THE PROBLEM: Write out the line with "Decode this image" and every later line through the end of the data below, exactly as given, with no pictures in the copy.

· · · · · · ·

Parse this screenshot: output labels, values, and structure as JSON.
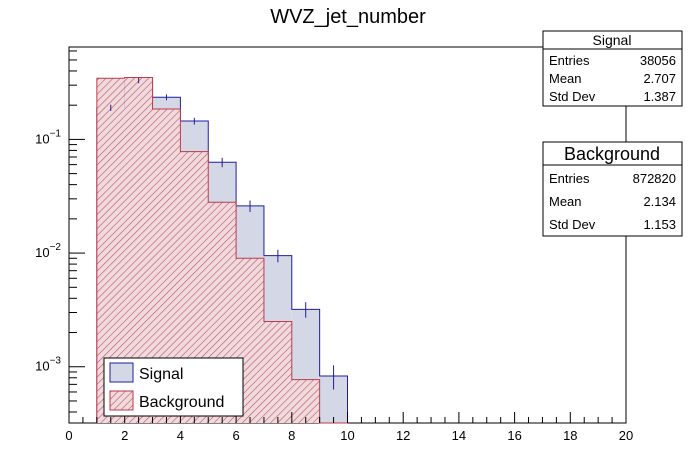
{
  "chart_data": {
    "type": "histogram",
    "title": "WVZ_jet_number",
    "xlabel": "",
    "ylabel": "",
    "x_range": [
      0,
      20
    ],
    "y_scale": "log",
    "y_range": [
      0.00032,
      0.65
    ],
    "bin_edges": [
      1,
      2,
      3,
      4,
      5,
      6,
      7,
      8,
      9,
      10
    ],
    "x_ticks": [
      "0",
      "2",
      "4",
      "6",
      "8",
      "10",
      "12",
      "14",
      "16",
      "18",
      "20"
    ],
    "y_tick_labels": [
      {
        "value": 0.1,
        "base": "10",
        "exp": "−1"
      },
      {
        "value": 0.01,
        "base": "10",
        "exp": "−2"
      },
      {
        "value": 0.001,
        "base": "10",
        "exp": "−3"
      }
    ],
    "series": [
      {
        "name": "Signal",
        "color": "#1f1f9e",
        "fill": "#d4d8e6",
        "values": [
          0.19,
          0.33,
          0.235,
          0.145,
          0.063,
          0.026,
          0.0095,
          0.0032,
          0.00083
        ],
        "errors": [
          0.012,
          0.018,
          0.014,
          0.01,
          0.006,
          0.003,
          0.0012,
          0.0005,
          0.0002
        ]
      },
      {
        "name": "Background",
        "color": "#c03a4a",
        "fill": "#e9c6ca",
        "values": [
          0.345,
          0.35,
          0.185,
          0.078,
          0.028,
          0.009,
          0.0025,
          0.00077,
          0.0
        ],
        "errors": [
          0.003,
          0.003,
          0.002,
          0.001,
          0.0005,
          0.0002,
          0.0001,
          5e-05,
          0.0
        ]
      }
    ],
    "legend": {
      "position": "bottom-left",
      "entries": [
        "Signal",
        "Background"
      ]
    },
    "stats_boxes": [
      {
        "name": "Signal",
        "rows": [
          {
            "label": "Entries",
            "value": "38056"
          },
          {
            "label": "Mean",
            "value": "2.707"
          },
          {
            "label": "Std Dev",
            "value": "1.387"
          }
        ]
      },
      {
        "name": "Background",
        "rows": [
          {
            "label": "Entries",
            "value": "872820"
          },
          {
            "label": "Mean",
            "value": "2.134"
          },
          {
            "label": "Std Dev",
            "value": "1.153"
          }
        ]
      }
    ]
  }
}
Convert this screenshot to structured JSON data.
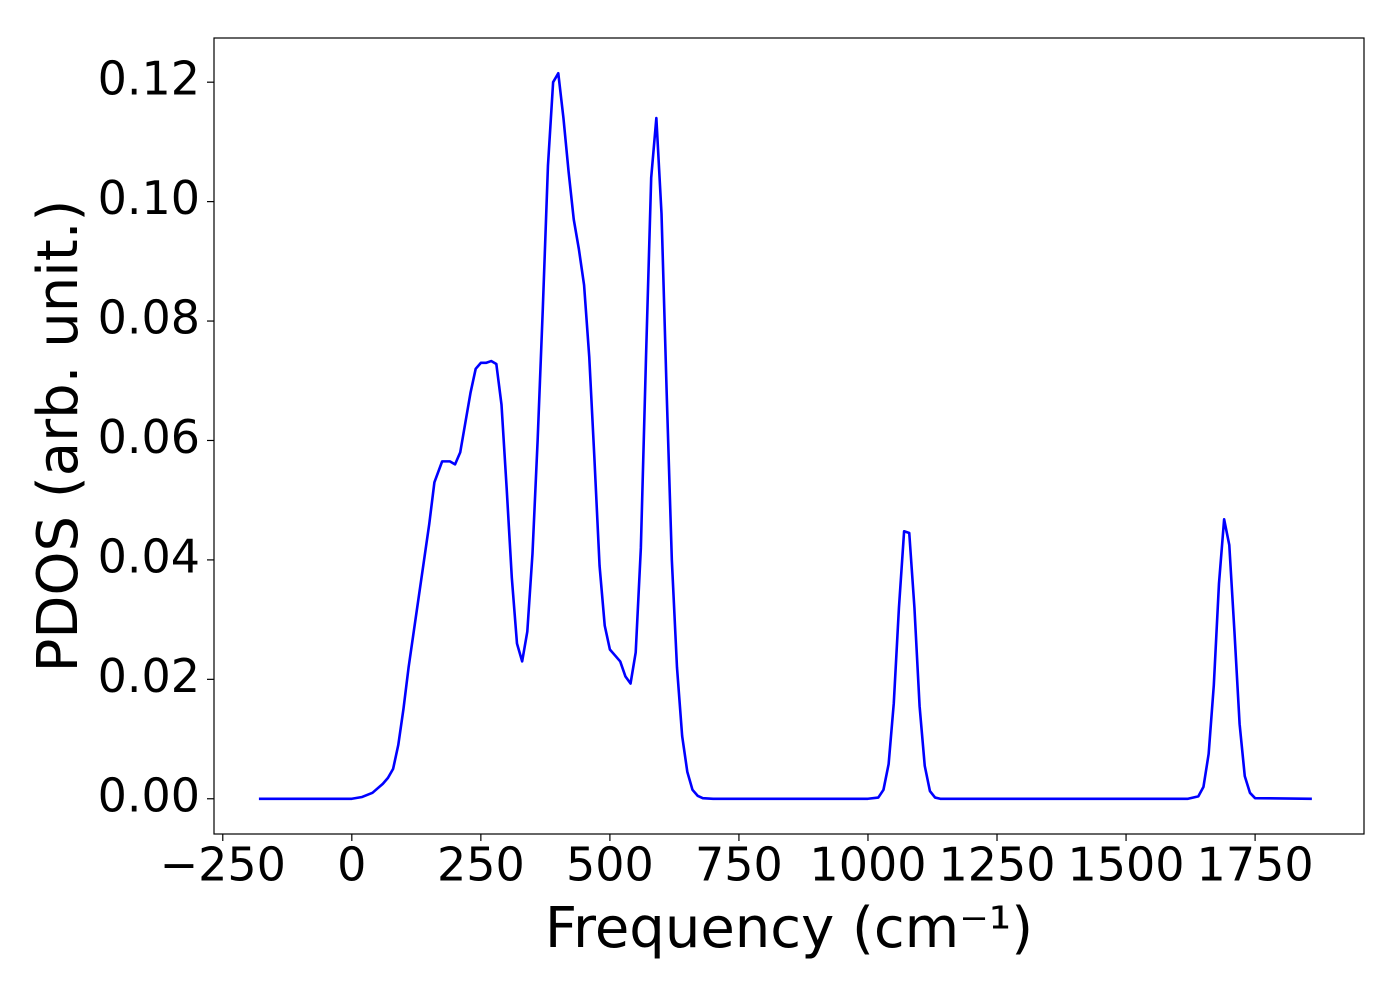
{
  "chart_data": {
    "type": "line",
    "x_label": "Frequency (cm⁻¹)",
    "y_label": "PDOS (arb. unit.)",
    "x": [
      -180,
      0,
      20,
      40,
      60,
      70,
      80,
      90,
      100,
      110,
      120,
      130,
      140,
      150,
      160,
      175,
      190,
      200,
      210,
      220,
      230,
      240,
      250,
      260,
      270,
      280,
      290,
      300,
      310,
      320,
      330,
      340,
      350,
      360,
      370,
      380,
      390,
      400,
      410,
      420,
      430,
      440,
      450,
      460,
      470,
      480,
      490,
      500,
      510,
      520,
      530,
      540,
      550,
      560,
      570,
      580,
      590,
      600,
      610,
      620,
      630,
      640,
      650,
      660,
      670,
      680,
      700,
      1000,
      1020,
      1030,
      1040,
      1050,
      1060,
      1070,
      1080,
      1090,
      1100,
      1110,
      1120,
      1130,
      1140,
      1620,
      1640,
      1650,
      1660,
      1670,
      1680,
      1690,
      1700,
      1710,
      1720,
      1730,
      1740,
      1750,
      1860
    ],
    "series": [
      {
        "name": "PDOS",
        "color": "#0000ff",
        "values": [
          0,
          0,
          0.0003,
          0.001,
          0.0025,
          0.0035,
          0.005,
          0.009,
          0.015,
          0.022,
          0.028,
          0.034,
          0.04,
          0.046,
          0.053,
          0.0565,
          0.0565,
          0.056,
          0.058,
          0.063,
          0.068,
          0.072,
          0.073,
          0.073,
          0.0733,
          0.0728,
          0.066,
          0.052,
          0.037,
          0.026,
          0.023,
          0.028,
          0.041,
          0.06,
          0.082,
          0.106,
          0.12,
          0.1215,
          0.114,
          0.105,
          0.097,
          0.092,
          0.086,
          0.074,
          0.057,
          0.039,
          0.029,
          0.025,
          0.024,
          0.023,
          0.0205,
          0.0193,
          0.0245,
          0.042,
          0.074,
          0.104,
          0.114,
          0.098,
          0.068,
          0.04,
          0.022,
          0.0105,
          0.0045,
          0.0015,
          0.0005,
          0.0001,
          0,
          0,
          0.0002,
          0.0015,
          0.0058,
          0.016,
          0.032,
          0.0448,
          0.0445,
          0.032,
          0.0155,
          0.0055,
          0.0013,
          0.0002,
          0,
          0,
          0.0004,
          0.002,
          0.0075,
          0.019,
          0.036,
          0.0468,
          0.0425,
          0.028,
          0.0125,
          0.0038,
          0.001,
          0.0001,
          0
        ]
      }
    ],
    "xlim": [
      -267,
      1961
    ],
    "ylim": [
      -0.0059,
      0.1274
    ],
    "xticks": [
      {
        "value": -250,
        "label": "−250"
      },
      0,
      250,
      500,
      750,
      1000,
      1250,
      1500,
      1750
    ],
    "yticks": [
      {
        "value": 0,
        "label": "0.00"
      },
      {
        "value": 0.02,
        "label": "0.02"
      },
      {
        "value": 0.04,
        "label": "0.04"
      },
      {
        "value": 0.06,
        "label": "0.06"
      },
      {
        "value": 0.08,
        "label": "0.08"
      },
      {
        "value": 0.1,
        "label": "0.10"
      },
      {
        "value": 0.12,
        "label": "0.12"
      }
    ],
    "grid": false
  }
}
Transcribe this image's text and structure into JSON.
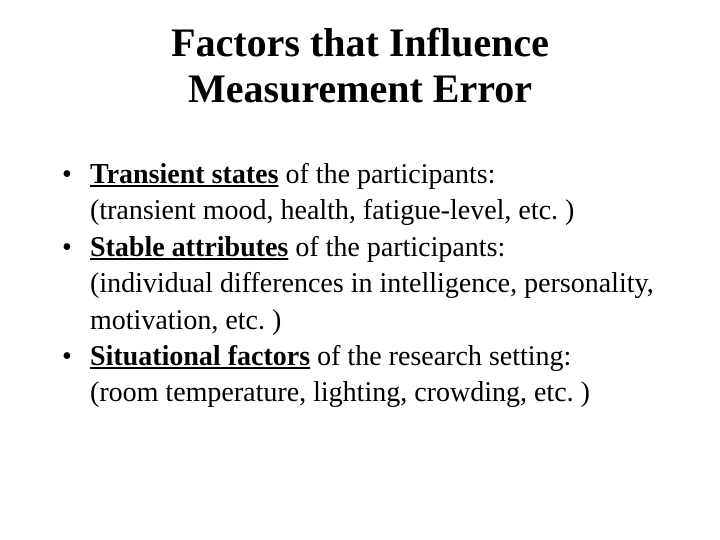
{
  "title_line1": "Factors that Influence",
  "title_line2": "Measurement Error",
  "items": [
    {
      "term": "Transient states",
      "tail": " of the participants:",
      "detail": "(transient mood, health, fatigue-level, etc. )"
    },
    {
      "term": "Stable attributes",
      "tail": " of the participants:",
      "detail": "(individual differences in intelligence, personality, motivation, etc. )"
    },
    {
      "term": "Situational factors",
      "tail": " of the research setting:",
      "detail": "(room temperature, lighting, crowding, etc. )"
    }
  ],
  "colors": {
    "background": "#ffffff",
    "text": "#000000"
  },
  "typography": {
    "family": "Times New Roman",
    "title_size_pt": 40,
    "body_size_pt": 28
  }
}
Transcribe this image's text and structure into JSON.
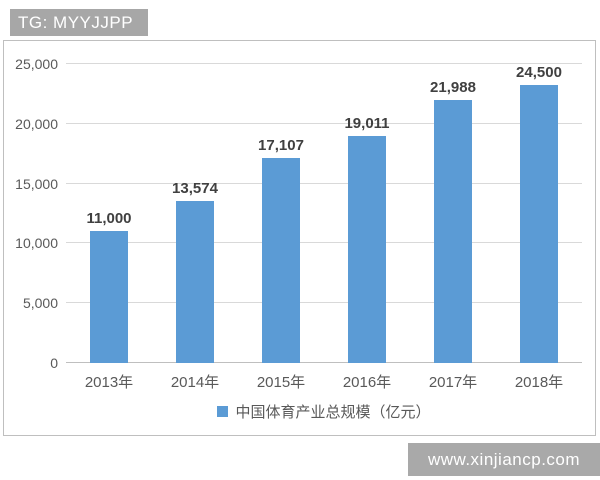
{
  "watermark_top": {
    "label": "TG: MYYJJPP",
    "bg": "#a7a7a7"
  },
  "watermark_bottom": {
    "label": "www.xinjiancp.com",
    "bg": "#a9a9a9"
  },
  "chart_data": {
    "type": "bar",
    "categories": [
      "2013年",
      "2014年",
      "2015年",
      "2016年",
      "2017年",
      "2018年"
    ],
    "values": [
      11000,
      13574,
      17107,
      19011,
      21988,
      24500
    ],
    "value_labels": [
      "11,000",
      "13,574",
      "17,107",
      "19,011",
      "21,988",
      "24,500"
    ],
    "title": "",
    "xlabel": "",
    "ylabel": "",
    "ylim": [
      0,
      25000
    ],
    "y_ticks": [
      0,
      5000,
      10000,
      15000,
      20000,
      25000
    ],
    "y_tick_labels": [
      "0",
      "5,000",
      "10,000",
      "15,000",
      "20,000",
      "25,000"
    ],
    "grid": true,
    "legend_position": "bottom",
    "legend_label": "中国体育产业总规模（亿元）",
    "bar_color": "#5b9bd5",
    "gridline_color": "#d9d9d9"
  }
}
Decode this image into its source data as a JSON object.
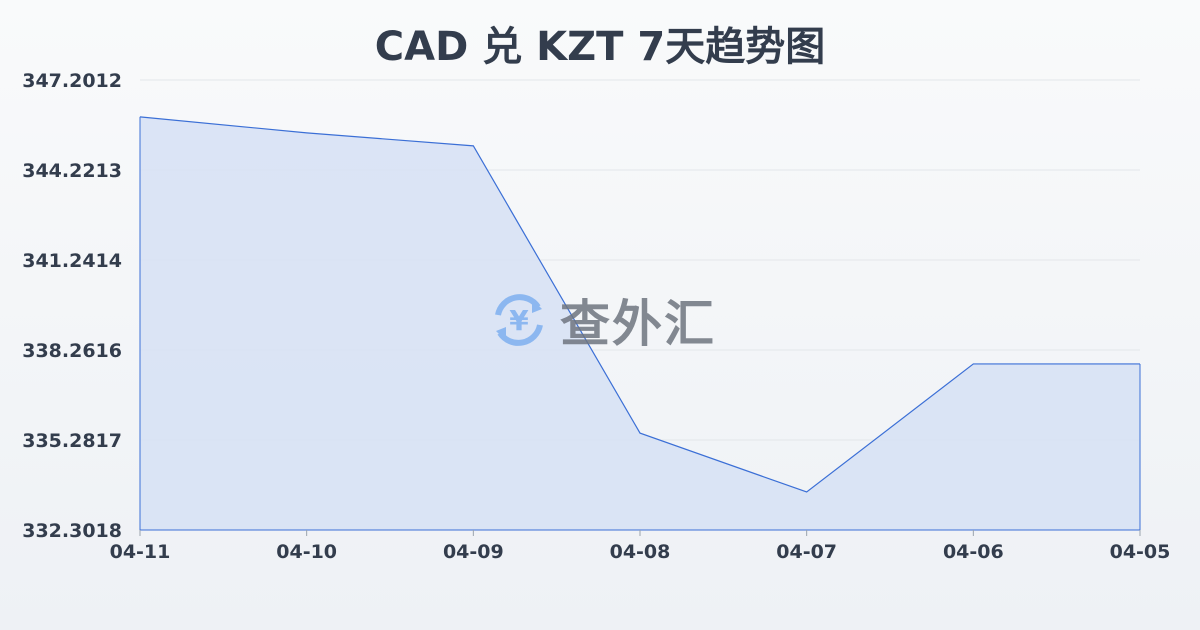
{
  "chart_data": {
    "type": "area",
    "title": "CAD 兑 KZT 7天趋势图",
    "categories": [
      "04-11",
      "04-10",
      "04-09",
      "04-08",
      "04-07",
      "04-06",
      "04-05"
    ],
    "series": [
      {
        "values": [
          345.98,
          345.45,
          345.02,
          335.51,
          333.56,
          337.8,
          337.8
        ]
      }
    ],
    "yticks": [
      "347.2012",
      "344.2213",
      "341.2414",
      "338.2616",
      "335.2817",
      "332.3018"
    ],
    "ylim": [
      332.3018,
      347.2012
    ],
    "grid": true,
    "colors": {
      "line": "#3b6fd6",
      "fill": "#d6e1f5"
    }
  },
  "watermark": {
    "text": "查外汇",
    "icon": "yen-exchange-icon"
  }
}
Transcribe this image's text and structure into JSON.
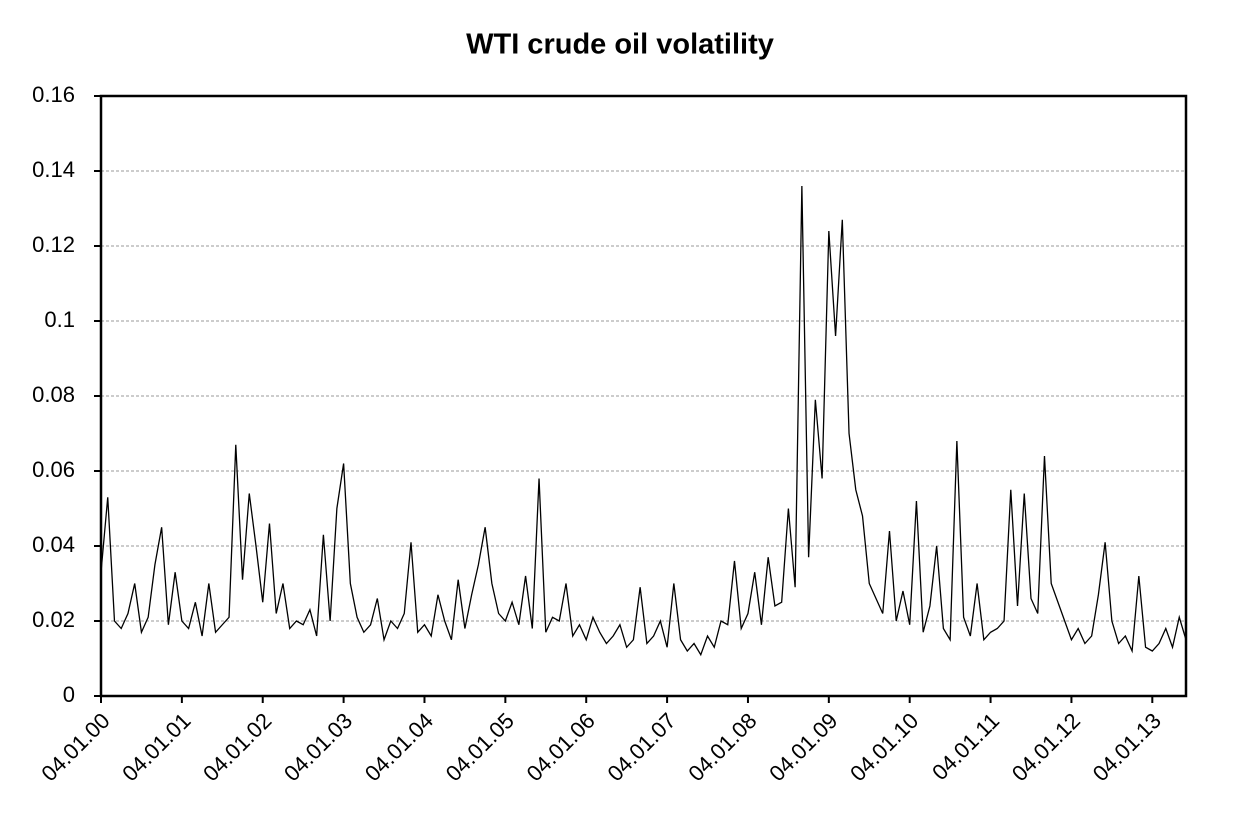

· · · · · · ·

WRITTEN RESPONSE:
Decode this image into its source data as a JSON object.
{
  "chart_data": {
    "type": "area",
    "title": "CAD 兑 KZT 7天趋势图",
    "categories": [
      "04-11",
      "04-10",
      "04-09",
      "04-08",
      "04-07",
      "04-06",
      "04-05"
    ],
    "series": [
      {
        "values": [
          345.98,
          345.45,
          345.02,
          335.51,
          333.56,
          337.8,
          337.8
        ]
      }
    ],
    "yticks": [
      "347.2012",
      "344.2213",
      "341.2414",
      "338.2616",
      "335.2817",
      "332.3018"
    ],
    "ylim": [
      332.3018,
      347.2012
    ],
    "grid": true,
    "colors": {
      "line": "#3b6fd6",
      "fill": "#d6e1f5"
    }
  },
  "watermark": {
    "text": "查外汇",
    "icon": "yen-exchange-icon"
  }
}
Transcribe this image's text and structure into JSON.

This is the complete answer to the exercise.